## BEGIN
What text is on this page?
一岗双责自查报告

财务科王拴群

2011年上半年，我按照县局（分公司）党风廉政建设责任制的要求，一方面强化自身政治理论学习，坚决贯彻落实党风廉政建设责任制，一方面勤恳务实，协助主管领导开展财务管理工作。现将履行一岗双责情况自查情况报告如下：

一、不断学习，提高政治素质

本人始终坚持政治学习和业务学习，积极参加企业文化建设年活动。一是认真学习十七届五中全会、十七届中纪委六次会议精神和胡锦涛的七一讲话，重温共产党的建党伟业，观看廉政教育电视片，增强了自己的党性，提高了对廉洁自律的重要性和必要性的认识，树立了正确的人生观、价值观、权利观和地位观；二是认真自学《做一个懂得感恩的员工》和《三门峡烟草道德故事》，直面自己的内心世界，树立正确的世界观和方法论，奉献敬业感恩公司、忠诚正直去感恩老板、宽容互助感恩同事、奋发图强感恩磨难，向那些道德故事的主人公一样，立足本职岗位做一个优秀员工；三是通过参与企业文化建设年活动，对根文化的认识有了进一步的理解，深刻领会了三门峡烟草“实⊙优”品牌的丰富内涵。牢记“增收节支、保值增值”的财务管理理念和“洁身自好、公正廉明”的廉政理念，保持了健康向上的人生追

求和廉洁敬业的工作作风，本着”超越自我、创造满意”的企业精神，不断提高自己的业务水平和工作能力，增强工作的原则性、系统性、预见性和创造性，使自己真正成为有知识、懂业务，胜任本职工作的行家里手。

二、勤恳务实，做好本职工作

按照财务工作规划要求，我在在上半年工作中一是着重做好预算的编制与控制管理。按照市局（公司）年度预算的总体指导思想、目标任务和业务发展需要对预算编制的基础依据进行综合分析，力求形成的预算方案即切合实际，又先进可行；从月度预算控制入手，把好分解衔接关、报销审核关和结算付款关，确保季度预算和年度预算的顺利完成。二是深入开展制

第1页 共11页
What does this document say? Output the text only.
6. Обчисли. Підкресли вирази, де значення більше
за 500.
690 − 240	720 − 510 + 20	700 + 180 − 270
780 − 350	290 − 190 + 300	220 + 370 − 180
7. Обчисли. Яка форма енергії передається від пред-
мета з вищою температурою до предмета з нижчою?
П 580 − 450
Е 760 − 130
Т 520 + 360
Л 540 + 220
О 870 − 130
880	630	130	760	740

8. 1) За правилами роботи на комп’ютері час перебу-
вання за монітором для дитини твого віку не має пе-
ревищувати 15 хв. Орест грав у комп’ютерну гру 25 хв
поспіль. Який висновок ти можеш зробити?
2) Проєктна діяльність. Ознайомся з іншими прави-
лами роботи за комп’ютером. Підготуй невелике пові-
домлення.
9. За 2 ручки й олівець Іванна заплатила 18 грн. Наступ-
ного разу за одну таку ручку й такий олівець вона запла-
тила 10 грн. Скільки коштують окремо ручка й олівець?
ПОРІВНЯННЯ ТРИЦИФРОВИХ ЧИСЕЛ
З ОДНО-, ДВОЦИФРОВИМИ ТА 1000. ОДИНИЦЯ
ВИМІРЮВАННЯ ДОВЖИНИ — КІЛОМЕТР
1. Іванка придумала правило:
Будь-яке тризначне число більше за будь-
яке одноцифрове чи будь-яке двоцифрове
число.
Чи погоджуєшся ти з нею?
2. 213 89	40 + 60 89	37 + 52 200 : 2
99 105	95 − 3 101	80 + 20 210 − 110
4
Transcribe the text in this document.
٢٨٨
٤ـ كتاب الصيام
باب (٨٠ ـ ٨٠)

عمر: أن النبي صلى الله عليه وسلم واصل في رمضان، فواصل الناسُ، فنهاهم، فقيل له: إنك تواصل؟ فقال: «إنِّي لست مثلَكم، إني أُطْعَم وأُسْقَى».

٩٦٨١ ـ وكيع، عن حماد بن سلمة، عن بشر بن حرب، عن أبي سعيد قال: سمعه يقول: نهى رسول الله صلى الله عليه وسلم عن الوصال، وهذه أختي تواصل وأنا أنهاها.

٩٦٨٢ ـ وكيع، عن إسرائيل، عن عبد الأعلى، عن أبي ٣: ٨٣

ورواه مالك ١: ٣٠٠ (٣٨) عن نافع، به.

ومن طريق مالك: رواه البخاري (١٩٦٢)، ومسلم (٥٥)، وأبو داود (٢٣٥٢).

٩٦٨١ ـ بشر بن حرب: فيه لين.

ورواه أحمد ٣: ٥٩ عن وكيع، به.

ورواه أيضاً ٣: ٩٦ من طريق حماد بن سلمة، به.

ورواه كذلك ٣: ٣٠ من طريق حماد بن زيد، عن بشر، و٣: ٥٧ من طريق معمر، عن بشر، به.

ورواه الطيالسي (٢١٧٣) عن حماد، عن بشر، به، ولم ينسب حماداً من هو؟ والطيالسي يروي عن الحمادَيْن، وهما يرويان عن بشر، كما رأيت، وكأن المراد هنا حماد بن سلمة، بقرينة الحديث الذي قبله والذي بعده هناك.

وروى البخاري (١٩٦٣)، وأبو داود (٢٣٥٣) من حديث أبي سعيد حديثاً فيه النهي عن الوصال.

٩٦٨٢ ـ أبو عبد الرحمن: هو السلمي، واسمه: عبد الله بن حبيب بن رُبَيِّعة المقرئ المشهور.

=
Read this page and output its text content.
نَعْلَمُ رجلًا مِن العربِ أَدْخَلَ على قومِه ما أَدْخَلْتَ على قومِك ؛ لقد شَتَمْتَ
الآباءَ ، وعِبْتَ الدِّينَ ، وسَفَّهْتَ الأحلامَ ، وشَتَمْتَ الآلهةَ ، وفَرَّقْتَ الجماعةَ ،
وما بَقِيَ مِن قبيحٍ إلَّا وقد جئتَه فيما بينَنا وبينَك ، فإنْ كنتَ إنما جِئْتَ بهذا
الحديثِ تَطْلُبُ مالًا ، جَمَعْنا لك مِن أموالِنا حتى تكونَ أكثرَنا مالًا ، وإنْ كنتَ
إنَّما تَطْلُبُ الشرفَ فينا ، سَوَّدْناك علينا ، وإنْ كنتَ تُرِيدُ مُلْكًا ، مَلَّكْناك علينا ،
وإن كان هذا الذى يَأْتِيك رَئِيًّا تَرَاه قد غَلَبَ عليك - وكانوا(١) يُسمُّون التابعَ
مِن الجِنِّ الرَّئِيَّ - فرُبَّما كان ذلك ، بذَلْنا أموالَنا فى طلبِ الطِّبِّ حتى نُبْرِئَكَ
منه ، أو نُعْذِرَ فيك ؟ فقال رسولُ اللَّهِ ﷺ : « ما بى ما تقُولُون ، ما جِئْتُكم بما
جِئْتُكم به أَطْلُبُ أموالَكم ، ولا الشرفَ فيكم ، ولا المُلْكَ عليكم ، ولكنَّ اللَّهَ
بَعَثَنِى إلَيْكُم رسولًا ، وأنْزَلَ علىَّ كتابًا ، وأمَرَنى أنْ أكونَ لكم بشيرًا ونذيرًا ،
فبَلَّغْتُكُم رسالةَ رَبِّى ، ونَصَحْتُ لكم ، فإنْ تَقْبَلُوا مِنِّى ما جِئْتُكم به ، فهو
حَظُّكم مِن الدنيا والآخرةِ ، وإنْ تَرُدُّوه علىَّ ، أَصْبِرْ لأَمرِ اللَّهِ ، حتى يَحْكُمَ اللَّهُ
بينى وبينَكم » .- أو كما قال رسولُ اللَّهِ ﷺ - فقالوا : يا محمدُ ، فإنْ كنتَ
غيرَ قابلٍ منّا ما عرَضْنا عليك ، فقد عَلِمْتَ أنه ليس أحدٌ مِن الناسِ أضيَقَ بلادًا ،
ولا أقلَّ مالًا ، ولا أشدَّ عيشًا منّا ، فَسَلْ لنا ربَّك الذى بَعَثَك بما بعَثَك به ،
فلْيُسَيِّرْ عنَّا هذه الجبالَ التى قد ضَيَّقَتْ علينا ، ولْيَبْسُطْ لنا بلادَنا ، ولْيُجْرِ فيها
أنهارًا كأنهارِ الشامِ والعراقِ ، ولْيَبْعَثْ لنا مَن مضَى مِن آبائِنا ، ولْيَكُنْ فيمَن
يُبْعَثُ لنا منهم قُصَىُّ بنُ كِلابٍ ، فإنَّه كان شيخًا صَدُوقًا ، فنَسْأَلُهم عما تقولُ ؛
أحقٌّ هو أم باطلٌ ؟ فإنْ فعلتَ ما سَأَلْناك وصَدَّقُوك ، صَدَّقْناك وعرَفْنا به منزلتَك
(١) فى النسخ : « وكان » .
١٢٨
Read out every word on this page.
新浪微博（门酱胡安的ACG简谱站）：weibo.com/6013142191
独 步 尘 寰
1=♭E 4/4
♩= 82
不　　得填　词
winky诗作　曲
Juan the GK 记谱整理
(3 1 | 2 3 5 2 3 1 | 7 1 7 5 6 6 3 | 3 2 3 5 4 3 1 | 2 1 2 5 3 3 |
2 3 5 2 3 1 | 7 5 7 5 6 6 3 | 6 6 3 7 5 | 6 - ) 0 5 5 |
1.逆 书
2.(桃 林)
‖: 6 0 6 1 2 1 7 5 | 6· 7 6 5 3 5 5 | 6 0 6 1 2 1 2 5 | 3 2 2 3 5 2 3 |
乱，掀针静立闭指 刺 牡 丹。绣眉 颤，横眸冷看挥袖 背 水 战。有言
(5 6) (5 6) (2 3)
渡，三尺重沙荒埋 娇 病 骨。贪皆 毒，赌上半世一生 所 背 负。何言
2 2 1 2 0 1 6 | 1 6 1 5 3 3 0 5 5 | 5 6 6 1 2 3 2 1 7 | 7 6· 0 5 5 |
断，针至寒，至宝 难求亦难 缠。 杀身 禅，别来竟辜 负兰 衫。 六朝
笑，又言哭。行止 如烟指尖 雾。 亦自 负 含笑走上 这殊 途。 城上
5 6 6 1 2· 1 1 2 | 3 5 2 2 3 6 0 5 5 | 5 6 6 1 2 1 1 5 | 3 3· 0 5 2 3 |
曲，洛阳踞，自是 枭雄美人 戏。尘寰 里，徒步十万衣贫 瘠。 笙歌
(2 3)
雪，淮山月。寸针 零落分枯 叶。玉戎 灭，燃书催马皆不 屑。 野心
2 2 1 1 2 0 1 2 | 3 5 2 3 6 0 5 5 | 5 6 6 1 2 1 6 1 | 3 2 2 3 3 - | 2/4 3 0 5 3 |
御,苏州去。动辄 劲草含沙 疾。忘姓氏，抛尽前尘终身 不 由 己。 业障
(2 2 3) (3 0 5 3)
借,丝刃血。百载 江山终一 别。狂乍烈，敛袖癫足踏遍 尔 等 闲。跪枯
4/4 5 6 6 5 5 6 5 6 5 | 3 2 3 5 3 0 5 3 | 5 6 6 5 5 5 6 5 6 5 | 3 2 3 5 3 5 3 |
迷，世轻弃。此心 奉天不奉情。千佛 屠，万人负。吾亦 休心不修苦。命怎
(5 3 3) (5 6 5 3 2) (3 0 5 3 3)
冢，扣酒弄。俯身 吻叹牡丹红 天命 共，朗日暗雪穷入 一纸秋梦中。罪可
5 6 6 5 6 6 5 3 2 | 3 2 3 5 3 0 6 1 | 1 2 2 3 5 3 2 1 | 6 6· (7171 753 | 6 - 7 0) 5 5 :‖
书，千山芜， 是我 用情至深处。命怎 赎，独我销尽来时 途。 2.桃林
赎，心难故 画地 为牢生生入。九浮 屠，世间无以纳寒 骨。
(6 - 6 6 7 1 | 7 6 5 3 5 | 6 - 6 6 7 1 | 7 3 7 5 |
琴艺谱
## END
Your task: Search the records for the word "داود" and copy every line where it occurs.

Correct response:
ومن طريق مالك: رواه البخاري (١٩٦٢)، ومسلم (٥٥)، وأبو داود (٢٣٥٢).
وروى البخاري (١٩٦٣)، وأبو داود (٢٣٥٣) من حديث أبي سعيد حديثاً فيه النهي عن الوصال.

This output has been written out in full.